Task requirements: Copy the records that follow exactly as written, but not their pictures.

[Dataset rows about figures]
▬▬▬

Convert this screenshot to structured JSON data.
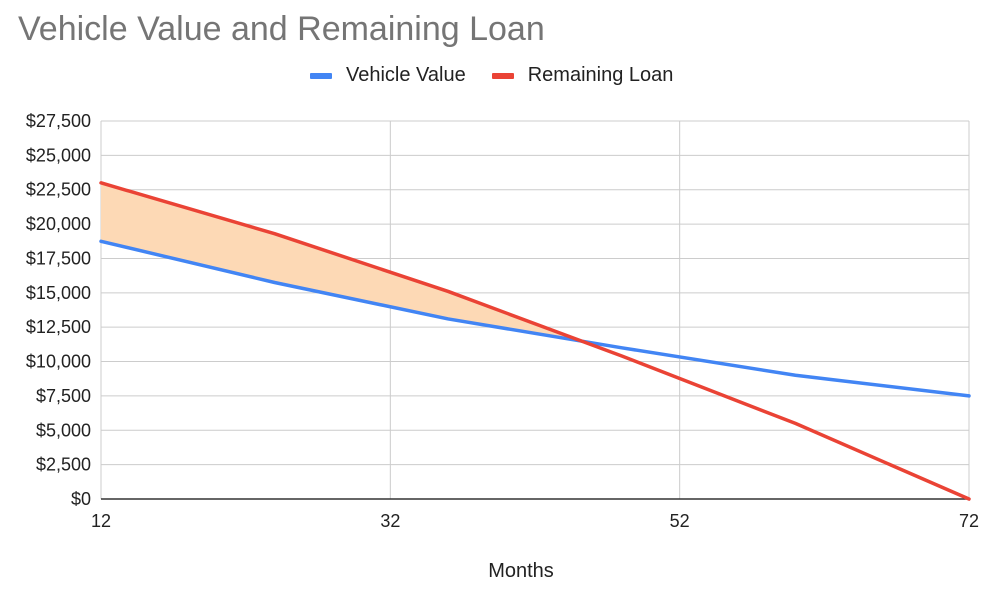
{
  "chart_data": {
    "type": "line",
    "title": "Vehicle Value and Remaining Loan",
    "xlabel": "Months",
    "ylabel": "",
    "x_ticks": [
      12,
      32,
      52,
      72
    ],
    "y_ticks": [
      "$0",
      "$2,500",
      "$5,000",
      "$7,500",
      "$10,000",
      "$12,500",
      "$15,000",
      "$17,500",
      "$20,000",
      "$22,500",
      "$25,000",
      "$27,500"
    ],
    "xlim": [
      12,
      72
    ],
    "ylim": [
      0,
      27500
    ],
    "grid": true,
    "legend_position": "top-center",
    "series": [
      {
        "name": "Vehicle Value",
        "color": "#4285f4",
        "x": [
          12,
          24,
          36,
          48,
          60,
          72
        ],
        "y": [
          18750,
          15750,
          13100,
          11000,
          9000,
          7500
        ]
      },
      {
        "name": "Remaining Loan",
        "color": "#ea4335",
        "x": [
          12,
          24,
          36,
          48,
          60,
          72
        ],
        "y": [
          23000,
          19300,
          15100,
          10400,
          5500,
          0
        ]
      }
    ],
    "shaded_region": {
      "between": [
        "Remaining Loan",
        "Vehicle Value"
      ],
      "color": "#fdd9b5",
      "x_range": [
        12,
        46.5
      ]
    }
  }
}
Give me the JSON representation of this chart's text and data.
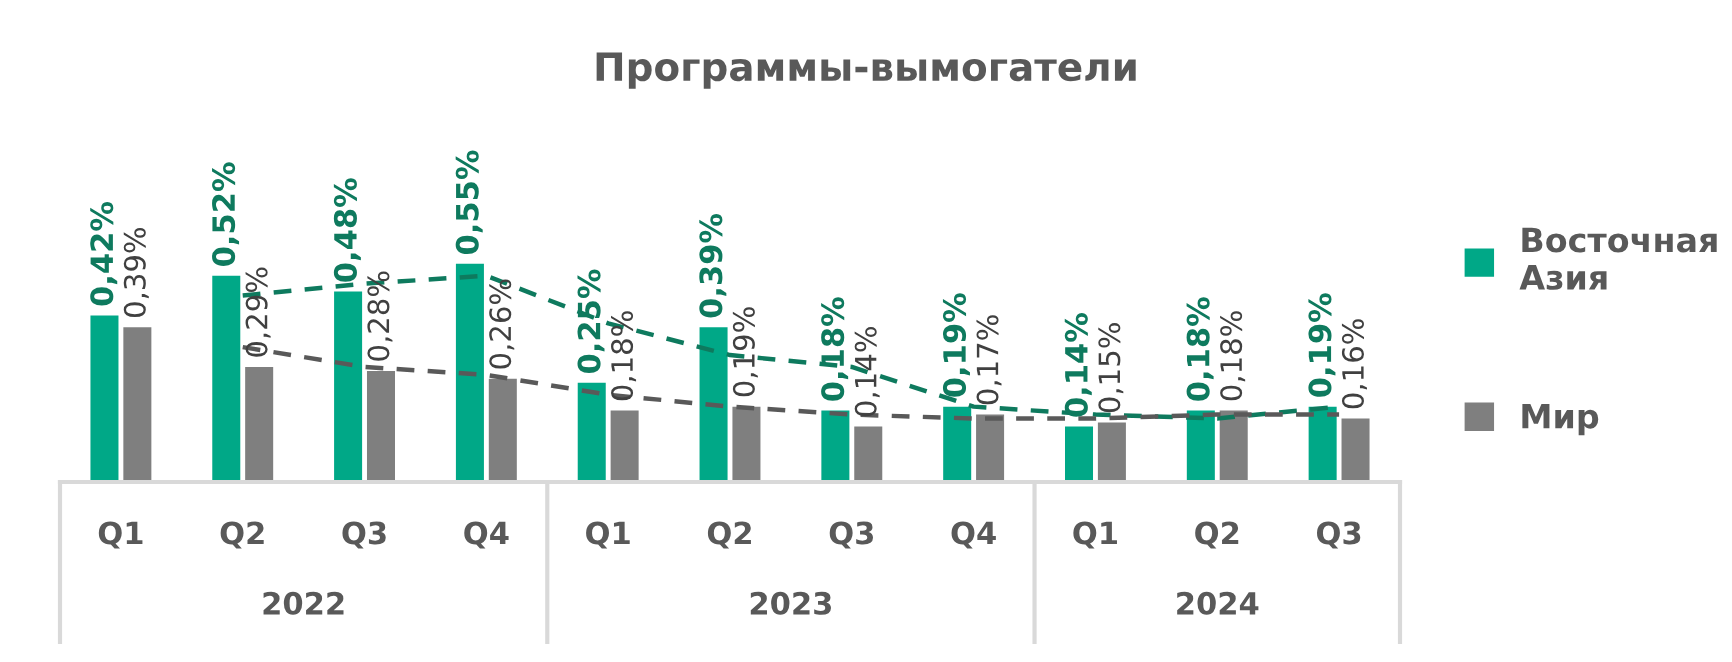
{
  "chart_data": {
    "type": "bar",
    "title": "Программы-вымогатели",
    "categories": [
      "Q1",
      "Q2",
      "Q3",
      "Q4",
      "Q1",
      "Q2",
      "Q3",
      "Q4",
      "Q1",
      "Q2",
      "Q3"
    ],
    "series": [
      {
        "name": "Восточная Азия",
        "color": "#00a887",
        "values": [
          0.42,
          0.52,
          0.48,
          0.55,
          0.25,
          0.39,
          0.18,
          0.19,
          0.14,
          0.18,
          0.19
        ],
        "value_labels": [
          "0,42%",
          "0,52%",
          "0,48%",
          "0,55%",
          "0,25%",
          "0,39%",
          "0,18%",
          "0,19%",
          "0,14%",
          "0,18%",
          "0,19%"
        ]
      },
      {
        "name": "Мир",
        "color": "#7f7f7f",
        "values": [
          0.39,
          0.29,
          0.28,
          0.26,
          0.18,
          0.19,
          0.14,
          0.17,
          0.15,
          0.18,
          0.16
        ],
        "value_labels": [
          "0,39%",
          "0,29%",
          "0,28%",
          "0,26%",
          "0,18%",
          "0,19%",
          "0,14%",
          "0,17%",
          "0,15%",
          "0,18%",
          "0,16%"
        ]
      },
      {
        "type": "line",
        "color": "#0e7a5e",
        "line_style": "dashed",
        "values": [
          null,
          0.47,
          0.5,
          0.52,
          0.4,
          0.32,
          0.29,
          0.19,
          0.17,
          0.16,
          0.19
        ]
      },
      {
        "type": "line",
        "color": "#595959",
        "line_style": "dashed",
        "values": [
          null,
          0.34,
          0.29,
          0.27,
          0.22,
          0.19,
          0.17,
          0.16,
          0.16,
          0.17,
          0.17
        ]
      }
    ],
    "annotations": [
      "2022",
      "2023",
      "2024"
    ],
    "legend": "right",
    "grid": false
  }
}
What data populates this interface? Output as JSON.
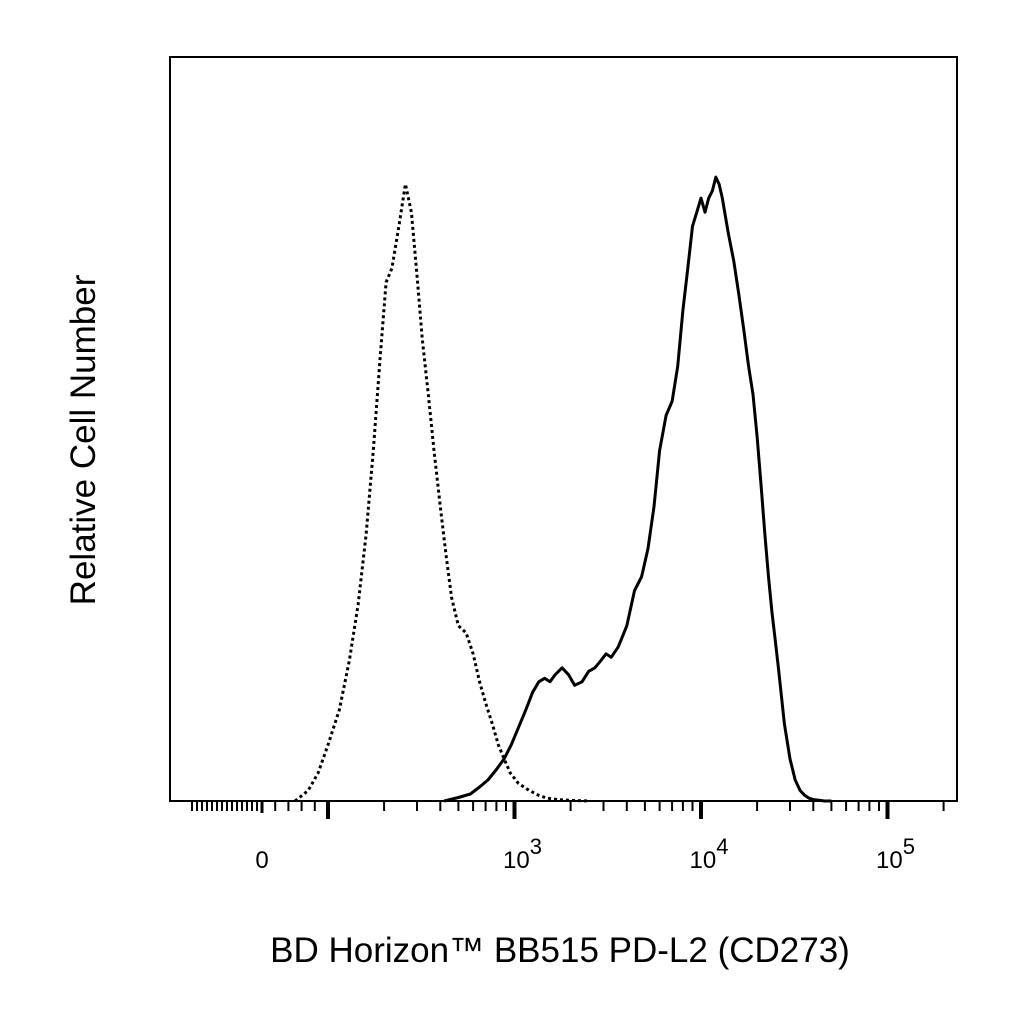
{
  "chart_data": {
    "type": "line",
    "xlabel": "BD Horizon™ BB515 PD-L2 (CD273)",
    "ylabel": "Relative Cell Number",
    "x_scale": "biexponential",
    "xlim": [
      -300,
      200000
    ],
    "ylim": [
      0,
      100
    ],
    "grid": false,
    "x_tick_labels": [
      {
        "value": 0,
        "base": "0",
        "exp": ""
      },
      {
        "value": 1000,
        "base": "10",
        "exp": "3"
      },
      {
        "value": 10000,
        "base": "10",
        "exp": "4"
      },
      {
        "value": 100000,
        "base": "10",
        "exp": "5"
      }
    ],
    "series": [
      {
        "style": "dotted",
        "x": [
          50,
          70,
          85,
          100,
          115,
          130,
          145,
          160,
          175,
          190,
          205,
          220,
          240,
          260,
          280,
          300,
          320,
          345,
          370,
          400,
          430,
          460,
          500,
          550,
          600,
          650,
          700,
          760,
          820,
          880,
          950,
          1050,
          1200,
          1350,
          1500,
          1700,
          2000,
          2500
        ],
        "y": [
          0,
          1.5,
          4,
          8,
          13,
          20,
          28,
          38,
          50,
          63,
          74,
          76,
          82,
          88,
          84,
          75,
          66,
          58,
          50,
          42,
          35,
          29,
          25,
          24,
          21,
          17,
          14,
          11,
          8,
          6,
          4,
          2.5,
          1.5,
          0.8,
          0.4,
          0.2,
          0.1,
          0
        ]
      },
      {
        "style": "solid",
        "x": [
          420,
          500,
          580,
          650,
          720,
          800,
          880,
          960,
          1050,
          1150,
          1250,
          1350,
          1450,
          1550,
          1650,
          1800,
          1950,
          2100,
          2300,
          2500,
          2700,
          2900,
          3100,
          3300,
          3600,
          4000,
          4400,
          4800,
          5200,
          5600,
          6000,
          6500,
          7000,
          7500,
          8000,
          8500,
          9000,
          9500,
          10000,
          10500,
          11000,
          11500,
          12000,
          12500,
          13000,
          14000,
          15000,
          16000,
          17000,
          18000,
          19000,
          20000,
          21000,
          22000,
          23000,
          24000,
          25000,
          26000,
          27000,
          28000,
          30000,
          32000,
          34000,
          36000,
          38000,
          40000,
          43000,
          46000,
          50000
        ],
        "y": [
          0,
          0.5,
          1,
          2,
          3,
          4.5,
          6,
          8,
          10.5,
          13,
          15.5,
          17,
          17.5,
          17,
          18,
          19,
          18,
          16.5,
          17,
          18.5,
          19,
          20,
          21,
          20.5,
          22,
          25,
          30,
          32,
          36,
          42,
          50,
          55,
          57,
          62,
          70,
          76,
          82,
          84,
          86,
          84,
          86,
          87,
          89,
          88,
          86,
          81,
          77,
          72,
          67,
          62,
          58,
          52,
          45,
          38,
          32,
          27,
          23,
          19,
          15,
          11,
          6,
          3,
          1.5,
          0.8,
          0.4,
          0.2,
          0.1,
          0,
          0
        ]
      }
    ]
  }
}
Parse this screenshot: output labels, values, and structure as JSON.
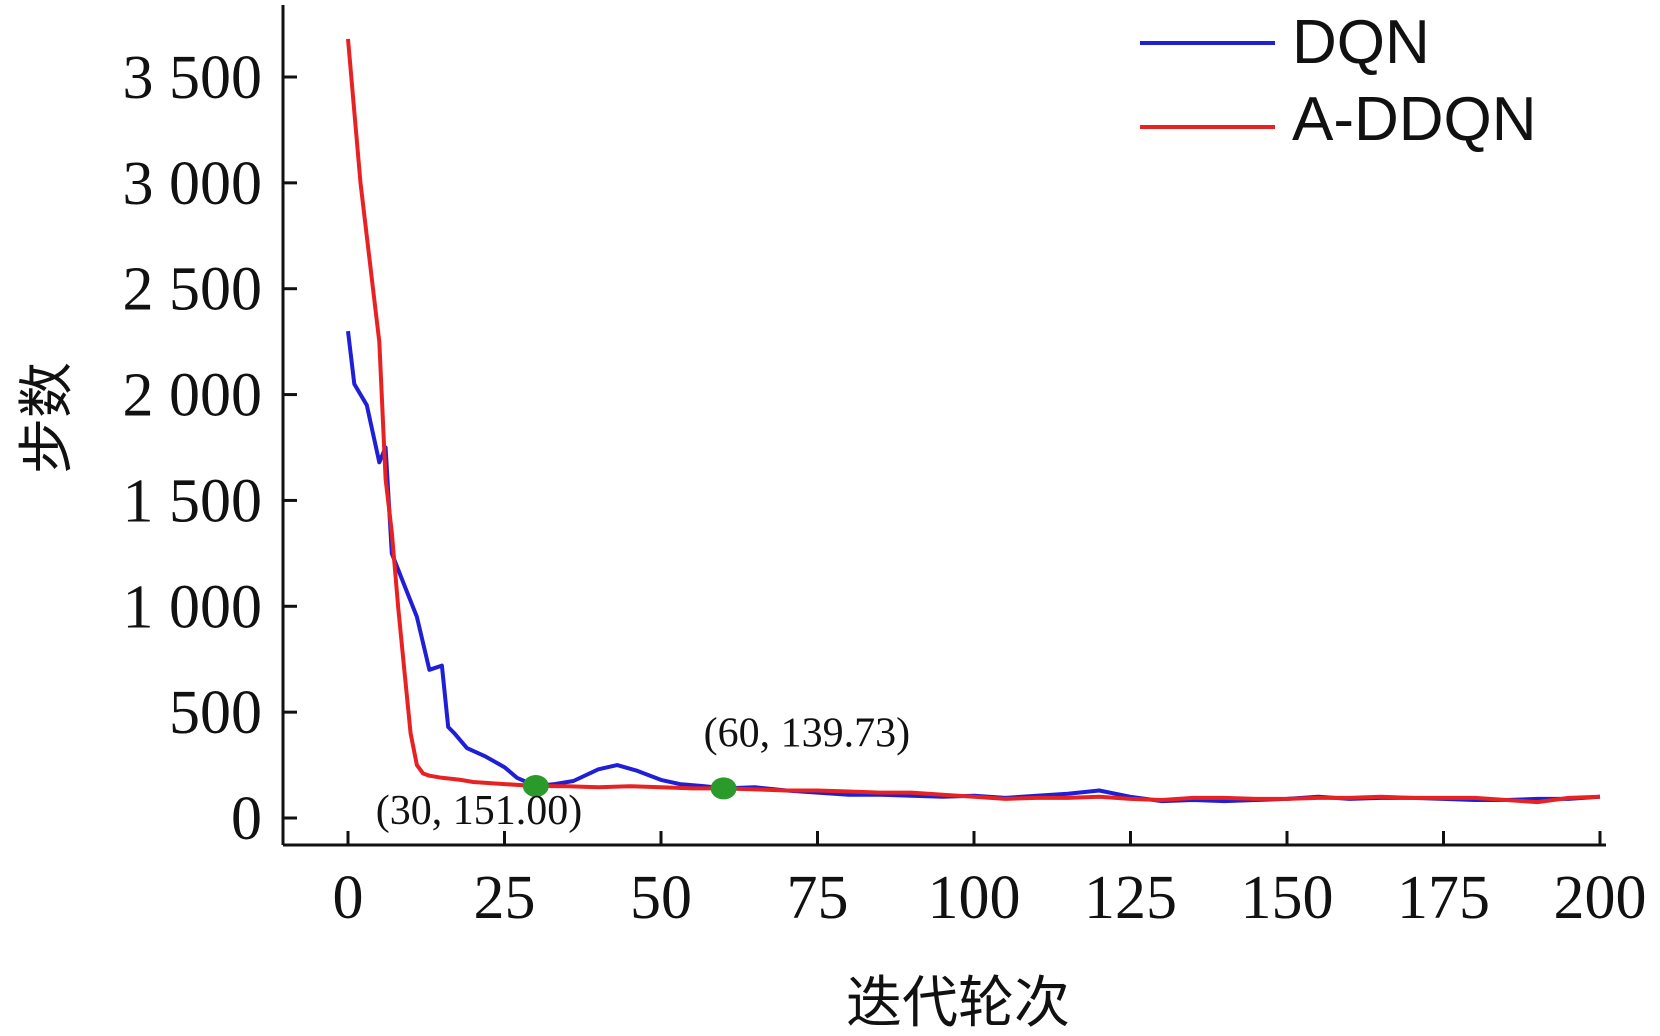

▬▬▬

Final result:
Convert this screenshot to structured JSON data.
{
  "chart_data": {
    "type": "line",
    "title": "Vehicle Value and Remaining Loan",
    "xlabel": "Months",
    "ylabel": "",
    "x_ticks": [
      12,
      32,
      52,
      72
    ],
    "y_ticks": [
      "$0",
      "$2,500",
      "$5,000",
      "$7,500",
      "$10,000",
      "$12,500",
      "$15,000",
      "$17,500",
      "$20,000",
      "$22,500",
      "$25,000",
      "$27,500"
    ],
    "xlim": [
      12,
      72
    ],
    "ylim": [
      0,
      27500
    ],
    "grid": true,
    "legend_position": "top-center",
    "series": [
      {
        "name": "Vehicle Value",
        "color": "#4285f4",
        "x": [
          12,
          24,
          36,
          48,
          60,
          72
        ],
        "y": [
          18750,
          15750,
          13100,
          11000,
          9000,
          7500
        ]
      },
      {
        "name": "Remaining Loan",
        "color": "#ea4335",
        "x": [
          12,
          24,
          36,
          48,
          60,
          72
        ],
        "y": [
          23000,
          19300,
          15100,
          10400,
          5500,
          0
        ]
      }
    ],
    "shaded_region": {
      "between": [
        "Remaining Loan",
        "Vehicle Value"
      ],
      "color": "#fdd9b5",
      "x_range": [
        12,
        46.5
      ]
    }
  }
}
Give me the JSON representation of this chart's text and data.
{
  "chart_data": {
    "type": "bar",
    "title": "Программы-вымогатели",
    "categories": [
      "Q1",
      "Q2",
      "Q3",
      "Q4",
      "Q1",
      "Q2",
      "Q3",
      "Q4",
      "Q1",
      "Q2",
      "Q3"
    ],
    "series": [
      {
        "name": "Восточная Азия",
        "color": "#00a887",
        "values": [
          0.42,
          0.52,
          0.48,
          0.55,
          0.25,
          0.39,
          0.18,
          0.19,
          0.14,
          0.18,
          0.19
        ],
        "value_labels": [
          "0,42%",
          "0,52%",
          "0,48%",
          "0,55%",
          "0,25%",
          "0,39%",
          "0,18%",
          "0,19%",
          "0,14%",
          "0,18%",
          "0,19%"
        ]
      },
      {
        "name": "Мир",
        "color": "#7f7f7f",
        "values": [
          0.39,
          0.29,
          0.28,
          0.26,
          0.18,
          0.19,
          0.14,
          0.17,
          0.15,
          0.18,
          0.16
        ],
        "value_labels": [
          "0,39%",
          "0,29%",
          "0,28%",
          "0,26%",
          "0,18%",
          "0,19%",
          "0,14%",
          "0,17%",
          "0,15%",
          "0,18%",
          "0,16%"
        ]
      },
      {
        "type": "line",
        "color": "#0e7a5e",
        "line_style": "dashed",
        "values": [
          null,
          0.47,
          0.5,
          0.52,
          0.4,
          0.32,
          0.29,
          0.19,
          0.17,
          0.16,
          0.19
        ]
      },
      {
        "type": "line",
        "color": "#595959",
        "line_style": "dashed",
        "values": [
          null,
          0.34,
          0.29,
          0.27,
          0.22,
          0.19,
          0.17,
          0.16,
          0.16,
          0.17,
          0.17
        ]
      }
    ],
    "annotations": [
      "2022",
      "2023",
      "2024"
    ],
    "legend": "right",
    "grid": false
  }
}
What data populates this interface? Output as JSON.
{
  "chart_data": {
    "type": "line",
    "xlabel": "BD Horizon™ BB515 PD-L2 (CD273)",
    "ylabel": "Relative Cell Number",
    "x_scale": "biexponential",
    "xlim": [
      -300,
      200000
    ],
    "ylim": [
      0,
      100
    ],
    "grid": false,
    "x_tick_labels": [
      {
        "value": 0,
        "base": "0",
        "exp": ""
      },
      {
        "value": 1000,
        "base": "10",
        "exp": "3"
      },
      {
        "value": 10000,
        "base": "10",
        "exp": "4"
      },
      {
        "value": 100000,
        "base": "10",
        "exp": "5"
      }
    ],
    "series": [
      {
        "style": "dotted",
        "x": [
          50,
          70,
          85,
          100,
          115,
          130,
          145,
          160,
          175,
          190,
          205,
          220,
          240,
          260,
          280,
          300,
          320,
          345,
          370,
          400,
          430,
          460,
          500,
          550,
          600,
          650,
          700,
          760,
          820,
          880,
          950,
          1050,
          1200,
          1350,
          1500,
          1700,
          2000,
          2500
        ],
        "y": [
          0,
          1.5,
          4,
          8,
          13,
          20,
          28,
          38,
          50,
          63,
          74,
          76,
          82,
          88,
          84,
          75,
          66,
          58,
          50,
          42,
          35,
          29,
          25,
          24,
          21,
          17,
          14,
          11,
          8,
          6,
          4,
          2.5,
          1.5,
          0.8,
          0.4,
          0.2,
          0.1,
          0
        ]
      },
      {
        "style": "solid",
        "x": [
          420,
          500,
          580,
          650,
          720,
          800,
          880,
          960,
          1050,
          1150,
          1250,
          1350,
          1450,
          1550,
          1650,
          1800,
          1950,
          2100,
          2300,
          2500,
          2700,
          2900,
          3100,
          3300,
          3600,
          4000,
          4400,
          4800,
          5200,
          5600,
          6000,
          6500,
          7000,
          7500,
          8000,
          8500,
          9000,
          9500,
          10000,
          10500,
          11000,
          11500,
          12000,
          12500,
          13000,
          14000,
          15000,
          16000,
          17000,
          18000,
          19000,
          20000,
          21000,
          22000,
          23000,
          24000,
          25000,
          26000,
          27000,
          28000,
          30000,
          32000,
          34000,
          36000,
          38000,
          40000,
          43000,
          46000,
          50000
        ],
        "y": [
          0,
          0.5,
          1,
          2,
          3,
          4.5,
          6,
          8,
          10.5,
          13,
          15.5,
          17,
          17.5,
          17,
          18,
          19,
          18,
          16.5,
          17,
          18.5,
          19,
          20,
          21,
          20.5,
          22,
          25,
          30,
          32,
          36,
          42,
          50,
          55,
          57,
          62,
          70,
          76,
          82,
          84,
          86,
          84,
          86,
          87,
          89,
          88,
          86,
          81,
          77,
          72,
          67,
          62,
          58,
          52,
          45,
          38,
          32,
          27,
          23,
          19,
          15,
          11,
          6,
          3,
          1.5,
          0.8,
          0.4,
          0.2,
          0.1,
          0,
          0
        ]
      }
    ]
  }
}
Parse this screenshot: output labels, values, and structure as JSON.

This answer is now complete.